-- start of Material supplied --
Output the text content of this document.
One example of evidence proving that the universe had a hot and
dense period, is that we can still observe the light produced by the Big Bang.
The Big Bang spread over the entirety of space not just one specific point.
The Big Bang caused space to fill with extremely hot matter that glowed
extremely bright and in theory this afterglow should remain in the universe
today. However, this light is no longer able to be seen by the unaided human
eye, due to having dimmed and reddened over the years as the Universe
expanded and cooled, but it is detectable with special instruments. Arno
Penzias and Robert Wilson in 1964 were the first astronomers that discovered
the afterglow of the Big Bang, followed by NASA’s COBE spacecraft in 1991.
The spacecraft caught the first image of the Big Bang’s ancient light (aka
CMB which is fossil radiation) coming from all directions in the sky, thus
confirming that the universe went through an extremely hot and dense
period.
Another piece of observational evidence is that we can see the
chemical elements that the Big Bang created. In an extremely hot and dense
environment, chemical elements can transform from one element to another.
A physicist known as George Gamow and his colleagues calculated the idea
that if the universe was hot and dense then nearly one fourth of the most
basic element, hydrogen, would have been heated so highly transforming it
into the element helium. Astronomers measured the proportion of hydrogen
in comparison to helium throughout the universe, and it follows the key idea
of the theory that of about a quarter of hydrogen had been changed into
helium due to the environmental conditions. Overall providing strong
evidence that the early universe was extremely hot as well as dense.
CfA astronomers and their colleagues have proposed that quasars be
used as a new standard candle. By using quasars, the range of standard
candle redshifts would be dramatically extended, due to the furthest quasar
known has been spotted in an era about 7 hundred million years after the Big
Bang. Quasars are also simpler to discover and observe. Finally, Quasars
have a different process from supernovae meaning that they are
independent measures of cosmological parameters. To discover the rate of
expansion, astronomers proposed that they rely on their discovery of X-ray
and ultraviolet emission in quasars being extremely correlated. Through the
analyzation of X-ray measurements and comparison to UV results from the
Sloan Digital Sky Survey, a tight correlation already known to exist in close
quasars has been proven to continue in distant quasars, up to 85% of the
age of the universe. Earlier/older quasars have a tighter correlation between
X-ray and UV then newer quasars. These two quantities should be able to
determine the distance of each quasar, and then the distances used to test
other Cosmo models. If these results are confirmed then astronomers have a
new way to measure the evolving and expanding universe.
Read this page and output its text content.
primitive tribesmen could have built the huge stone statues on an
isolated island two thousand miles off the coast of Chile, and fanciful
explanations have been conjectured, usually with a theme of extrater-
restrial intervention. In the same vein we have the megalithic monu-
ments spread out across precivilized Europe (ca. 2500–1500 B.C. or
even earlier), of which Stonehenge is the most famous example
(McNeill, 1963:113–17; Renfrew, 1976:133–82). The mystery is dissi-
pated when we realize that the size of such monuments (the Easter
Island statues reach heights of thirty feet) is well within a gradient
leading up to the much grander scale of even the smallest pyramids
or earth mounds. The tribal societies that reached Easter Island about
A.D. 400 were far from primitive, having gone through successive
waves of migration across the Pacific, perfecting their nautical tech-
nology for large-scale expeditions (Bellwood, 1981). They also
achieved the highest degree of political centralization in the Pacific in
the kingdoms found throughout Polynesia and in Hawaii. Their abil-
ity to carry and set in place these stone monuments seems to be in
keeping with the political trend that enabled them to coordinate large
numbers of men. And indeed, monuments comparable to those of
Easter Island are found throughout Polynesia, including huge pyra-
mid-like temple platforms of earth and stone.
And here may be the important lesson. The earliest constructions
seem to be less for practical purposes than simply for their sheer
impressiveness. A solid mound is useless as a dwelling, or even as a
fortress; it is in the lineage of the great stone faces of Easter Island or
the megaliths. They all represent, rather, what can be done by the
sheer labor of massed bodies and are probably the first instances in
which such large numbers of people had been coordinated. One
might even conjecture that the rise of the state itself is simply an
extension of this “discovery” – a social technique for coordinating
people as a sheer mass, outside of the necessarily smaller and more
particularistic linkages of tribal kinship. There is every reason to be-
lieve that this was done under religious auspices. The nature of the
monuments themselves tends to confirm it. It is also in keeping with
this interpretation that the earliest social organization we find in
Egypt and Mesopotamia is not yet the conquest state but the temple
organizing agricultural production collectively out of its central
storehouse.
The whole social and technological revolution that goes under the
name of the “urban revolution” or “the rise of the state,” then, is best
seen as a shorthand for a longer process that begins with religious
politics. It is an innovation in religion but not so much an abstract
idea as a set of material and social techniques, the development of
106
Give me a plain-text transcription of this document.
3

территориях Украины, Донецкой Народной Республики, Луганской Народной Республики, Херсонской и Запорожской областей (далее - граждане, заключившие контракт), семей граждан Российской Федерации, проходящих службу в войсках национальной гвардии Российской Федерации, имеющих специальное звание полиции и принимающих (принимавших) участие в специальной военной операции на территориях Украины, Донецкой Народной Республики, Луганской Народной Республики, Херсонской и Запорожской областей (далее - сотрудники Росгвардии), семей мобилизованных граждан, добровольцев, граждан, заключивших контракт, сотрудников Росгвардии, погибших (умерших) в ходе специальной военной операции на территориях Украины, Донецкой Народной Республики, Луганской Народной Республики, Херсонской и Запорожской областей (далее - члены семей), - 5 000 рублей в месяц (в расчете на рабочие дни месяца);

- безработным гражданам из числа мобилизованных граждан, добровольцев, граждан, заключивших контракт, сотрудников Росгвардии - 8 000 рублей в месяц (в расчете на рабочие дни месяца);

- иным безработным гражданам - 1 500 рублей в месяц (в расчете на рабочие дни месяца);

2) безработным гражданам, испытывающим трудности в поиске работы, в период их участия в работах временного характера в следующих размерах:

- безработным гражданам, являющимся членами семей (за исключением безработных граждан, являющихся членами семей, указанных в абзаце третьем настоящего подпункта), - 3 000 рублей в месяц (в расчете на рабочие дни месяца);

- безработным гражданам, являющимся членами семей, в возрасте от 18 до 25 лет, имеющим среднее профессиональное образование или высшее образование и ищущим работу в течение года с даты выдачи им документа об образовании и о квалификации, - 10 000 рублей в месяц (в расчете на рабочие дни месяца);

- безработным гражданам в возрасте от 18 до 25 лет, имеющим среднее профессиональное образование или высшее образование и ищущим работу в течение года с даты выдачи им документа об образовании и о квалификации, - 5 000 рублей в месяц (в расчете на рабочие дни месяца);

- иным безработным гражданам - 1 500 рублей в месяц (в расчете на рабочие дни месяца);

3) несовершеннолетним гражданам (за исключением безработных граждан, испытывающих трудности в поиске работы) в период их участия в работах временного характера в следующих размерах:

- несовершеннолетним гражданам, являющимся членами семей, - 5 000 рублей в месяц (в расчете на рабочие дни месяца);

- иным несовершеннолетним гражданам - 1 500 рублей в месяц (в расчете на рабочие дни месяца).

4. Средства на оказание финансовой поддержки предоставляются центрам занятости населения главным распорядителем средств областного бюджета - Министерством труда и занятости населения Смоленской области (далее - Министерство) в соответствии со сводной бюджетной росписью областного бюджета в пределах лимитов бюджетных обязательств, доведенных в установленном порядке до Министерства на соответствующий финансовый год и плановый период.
-- end of Material supplied --
### Exercise instructions:
Extract every line above containing the word "huge".

### Finished answer:
primitive tribesmen could have built the huge stone statues on an
Easter Island are found throughout Polynesia, including huge pyra-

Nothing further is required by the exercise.